__Stated task__: Output every line exactly as written. Leave out pictures.

***** Given records *****

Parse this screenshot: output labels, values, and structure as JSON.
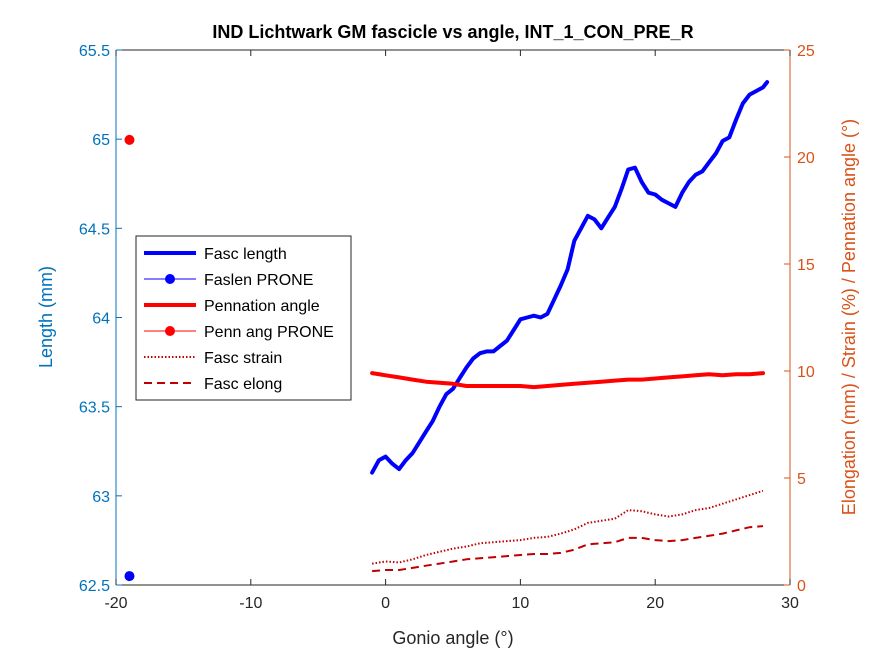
{
  "chart_data": {
    "type": "line",
    "title": "IND Lichtwark GM fascicle vs angle, INT_1_CON_PRE_R",
    "xlabel": "Gonio angle (°)",
    "ylabel_left": "Length (mm)",
    "ylabel_right": "Elongation (mm) / Strain (%) / Pennation angle (°)",
    "xlim": [
      -20,
      30
    ],
    "ylim_left": [
      62.5,
      65.5
    ],
    "ylim_right": [
      0,
      25
    ],
    "x_ticks": [
      "-20",
      "-10",
      "0",
      "10",
      "20",
      "30"
    ],
    "y_ticks_left": [
      "62.5",
      "63",
      "63.5",
      "64",
      "64.5",
      "65",
      "65.5"
    ],
    "y_ticks_right": [
      "0",
      "5",
      "10",
      "15",
      "20",
      "25"
    ],
    "grid": false,
    "legend_position": "left, middle",
    "colors": {
      "left_axis": "#0072BD",
      "right_axis": "#D95319",
      "blue": "#0000FF",
      "red": "#FF0000",
      "dark_red": "#C00000"
    },
    "series": [
      {
        "name": "Fasc length",
        "axis": "left",
        "style": "solid-thick",
        "color": "#0000FF",
        "x": [
          -1,
          -0.5,
          0,
          0.5,
          1,
          1.5,
          2,
          2.5,
          3,
          3.5,
          4,
          4.5,
          5,
          5.5,
          6,
          6.5,
          7,
          7.5,
          8,
          8.5,
          9,
          9.5,
          10,
          10.5,
          11,
          11.5,
          12,
          12.5,
          13,
          13.5,
          14,
          14.5,
          15,
          15.5,
          16,
          16.5,
          17,
          17.5,
          18,
          18.5,
          19,
          19.5,
          20,
          20.5,
          21,
          21.5,
          22,
          22.5,
          23,
          23.5,
          24,
          24.5,
          25,
          25.5,
          26,
          26.5,
          27,
          27.5,
          28,
          28.3
        ],
        "y": [
          63.13,
          63.2,
          63.22,
          63.18,
          63.15,
          63.2,
          63.24,
          63.3,
          63.36,
          63.42,
          63.5,
          63.57,
          63.6,
          63.66,
          63.72,
          63.77,
          63.8,
          63.81,
          63.81,
          63.84,
          63.87,
          63.93,
          63.99,
          64.0,
          64.01,
          64.0,
          64.02,
          64.1,
          64.18,
          64.27,
          64.43,
          64.5,
          64.57,
          64.55,
          64.5,
          64.56,
          64.62,
          64.72,
          64.83,
          64.84,
          64.76,
          64.7,
          64.69,
          64.66,
          64.64,
          64.62,
          64.7,
          64.76,
          64.8,
          64.82,
          64.87,
          64.92,
          64.99,
          65.01,
          65.11,
          65.2,
          65.25,
          65.27,
          65.29,
          65.32
        ]
      },
      {
        "name": "Faslen PRONE",
        "axis": "left",
        "style": "marker",
        "color": "#0000FF",
        "x": [
          -19
        ],
        "y": [
          62.55
        ]
      },
      {
        "name": "Pennation angle",
        "axis": "right",
        "style": "solid-thick",
        "color": "#FF0000",
        "x": [
          -1,
          0,
          1,
          2,
          3,
          4,
          5,
          6,
          7,
          8,
          9,
          10,
          11,
          12,
          13,
          14,
          15,
          16,
          17,
          18,
          19,
          20,
          21,
          22,
          23,
          24,
          25,
          26,
          27,
          28
        ],
        "y": [
          9.9,
          9.8,
          9.7,
          9.6,
          9.5,
          9.45,
          9.4,
          9.3,
          9.3,
          9.3,
          9.3,
          9.3,
          9.25,
          9.3,
          9.35,
          9.4,
          9.45,
          9.5,
          9.55,
          9.6,
          9.6,
          9.65,
          9.7,
          9.75,
          9.8,
          9.85,
          9.8,
          9.85,
          9.85,
          9.9
        ]
      },
      {
        "name": "Penn ang PRONE",
        "axis": "right",
        "style": "marker",
        "color": "#FF0000",
        "x": [
          -19
        ],
        "y": [
          20.8
        ]
      },
      {
        "name": "Fasc strain",
        "axis": "right",
        "style": "dotted",
        "color": "#C00000",
        "x": [
          -1,
          0,
          1,
          2,
          3,
          4,
          5,
          6,
          7,
          8,
          9,
          10,
          11,
          12,
          13,
          14,
          15,
          16,
          17,
          18,
          19,
          20,
          21,
          22,
          23,
          24,
          25,
          26,
          27,
          28
        ],
        "y": [
          1.0,
          1.1,
          1.05,
          1.2,
          1.4,
          1.55,
          1.7,
          1.8,
          1.95,
          2.0,
          2.05,
          2.1,
          2.2,
          2.25,
          2.4,
          2.6,
          2.9,
          3.0,
          3.1,
          3.5,
          3.45,
          3.3,
          3.2,
          3.3,
          3.5,
          3.6,
          3.8,
          4.0,
          4.2,
          4.4
        ]
      },
      {
        "name": "Fasc elong",
        "axis": "right",
        "style": "dashed",
        "color": "#C00000",
        "x": [
          -1,
          0,
          1,
          2,
          3,
          4,
          5,
          6,
          7,
          8,
          9,
          10,
          11,
          12,
          13,
          14,
          15,
          16,
          17,
          18,
          19,
          20,
          21,
          22,
          23,
          24,
          25,
          26,
          27,
          28
        ],
        "y": [
          0.65,
          0.7,
          0.7,
          0.8,
          0.9,
          1.0,
          1.1,
          1.2,
          1.25,
          1.3,
          1.35,
          1.4,
          1.45,
          1.45,
          1.5,
          1.65,
          1.9,
          1.95,
          2.0,
          2.2,
          2.2,
          2.1,
          2.05,
          2.1,
          2.2,
          2.3,
          2.4,
          2.55,
          2.7,
          2.75
        ]
      }
    ]
  }
}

*****

__Solution for this exercise__:
Parse this screenshot: output labels, values, and structure as JSON.
{
  "chart_data": {
    "type": "line",
    "title": "IND Lichtwark GM fascicle vs angle, INT_1_CON_PRE_R",
    "xlabel": "Gonio angle (°)",
    "ylabel_left": "Length (mm)",
    "ylabel_right": "Elongation (mm) / Strain (%) / Pennation angle (°)",
    "xlim": [
      -20,
      30
    ],
    "ylim_left": [
      62.5,
      65.5
    ],
    "ylim_right": [
      0,
      25
    ],
    "x_ticks": [
      "-20",
      "-10",
      "0",
      "10",
      "20",
      "30"
    ],
    "y_ticks_left": [
      "62.5",
      "63",
      "63.5",
      "64",
      "64.5",
      "65",
      "65.5"
    ],
    "y_ticks_right": [
      "0",
      "5",
      "10",
      "15",
      "20",
      "25"
    ],
    "grid": false,
    "legend_position": "left, middle",
    "colors": {
      "left_axis": "#0072BD",
      "right_axis": "#D95319",
      "blue": "#0000FF",
      "red": "#FF0000",
      "dark_red": "#C00000"
    },
    "series": [
      {
        "name": "Fasc length",
        "axis": "left",
        "style": "solid-thick",
        "color": "#0000FF",
        "x": [
          -1,
          -0.5,
          0,
          0.5,
          1,
          1.5,
          2,
          2.5,
          3,
          3.5,
          4,
          4.5,
          5,
          5.5,
          6,
          6.5,
          7,
          7.5,
          8,
          8.5,
          9,
          9.5,
          10,
          10.5,
          11,
          11.5,
          12,
          12.5,
          13,
          13.5,
          14,
          14.5,
          15,
          15.5,
          16,
          16.5,
          17,
          17.5,
          18,
          18.5,
          19,
          19.5,
          20,
          20.5,
          21,
          21.5,
          22,
          22.5,
          23,
          23.5,
          24,
          24.5,
          25,
          25.5,
          26,
          26.5,
          27,
          27.5,
          28,
          28.3
        ],
        "y": [
          63.13,
          63.2,
          63.22,
          63.18,
          63.15,
          63.2,
          63.24,
          63.3,
          63.36,
          63.42,
          63.5,
          63.57,
          63.6,
          63.66,
          63.72,
          63.77,
          63.8,
          63.81,
          63.81,
          63.84,
          63.87,
          63.93,
          63.99,
          64.0,
          64.01,
          64.0,
          64.02,
          64.1,
          64.18,
          64.27,
          64.43,
          64.5,
          64.57,
          64.55,
          64.5,
          64.56,
          64.62,
          64.72,
          64.83,
          64.84,
          64.76,
          64.7,
          64.69,
          64.66,
          64.64,
          64.62,
          64.7,
          64.76,
          64.8,
          64.82,
          64.87,
          64.92,
          64.99,
          65.01,
          65.11,
          65.2,
          65.25,
          65.27,
          65.29,
          65.32
        ]
      },
      {
        "name": "Faslen PRONE",
        "axis": "left",
        "style": "marker",
        "color": "#0000FF",
        "x": [
          -19
        ],
        "y": [
          62.55
        ]
      },
      {
        "name": "Pennation angle",
        "axis": "right",
        "style": "solid-thick",
        "color": "#FF0000",
        "x": [
          -1,
          0,
          1,
          2,
          3,
          4,
          5,
          6,
          7,
          8,
          9,
          10,
          11,
          12,
          13,
          14,
          15,
          16,
          17,
          18,
          19,
          20,
          21,
          22,
          23,
          24,
          25,
          26,
          27,
          28
        ],
        "y": [
          9.9,
          9.8,
          9.7,
          9.6,
          9.5,
          9.45,
          9.4,
          9.3,
          9.3,
          9.3,
          9.3,
          9.3,
          9.25,
          9.3,
          9.35,
          9.4,
          9.45,
          9.5,
          9.55,
          9.6,
          9.6,
          9.65,
          9.7,
          9.75,
          9.8,
          9.85,
          9.8,
          9.85,
          9.85,
          9.9
        ]
      },
      {
        "name": "Penn ang PRONE",
        "axis": "right",
        "style": "marker",
        "color": "#FF0000",
        "x": [
          -19
        ],
        "y": [
          20.8
        ]
      },
      {
        "name": "Fasc strain",
        "axis": "right",
        "style": "dotted",
        "color": "#C00000",
        "x": [
          -1,
          0,
          1,
          2,
          3,
          4,
          5,
          6,
          7,
          8,
          9,
          10,
          11,
          12,
          13,
          14,
          15,
          16,
          17,
          18,
          19,
          20,
          21,
          22,
          23,
          24,
          25,
          26,
          27,
          28
        ],
        "y": [
          1.0,
          1.1,
          1.05,
          1.2,
          1.4,
          1.55,
          1.7,
          1.8,
          1.95,
          2.0,
          2.05,
          2.1,
          2.2,
          2.25,
          2.4,
          2.6,
          2.9,
          3.0,
          3.1,
          3.5,
          3.45,
          3.3,
          3.2,
          3.3,
          3.5,
          3.6,
          3.8,
          4.0,
          4.2,
          4.4
        ]
      },
      {
        "name": "Fasc elong",
        "axis": "right",
        "style": "dashed",
        "color": "#C00000",
        "x": [
          -1,
          0,
          1,
          2,
          3,
          4,
          5,
          6,
          7,
          8,
          9,
          10,
          11,
          12,
          13,
          14,
          15,
          16,
          17,
          18,
          19,
          20,
          21,
          22,
          23,
          24,
          25,
          26,
          27,
          28
        ],
        "y": [
          0.65,
          0.7,
          0.7,
          0.8,
          0.9,
          1.0,
          1.1,
          1.2,
          1.25,
          1.3,
          1.35,
          1.4,
          1.45,
          1.45,
          1.5,
          1.65,
          1.9,
          1.95,
          2.0,
          2.2,
          2.2,
          2.1,
          2.05,
          2.1,
          2.2,
          2.3,
          2.4,
          2.55,
          2.7,
          2.75
        ]
      }
    ]
  }
}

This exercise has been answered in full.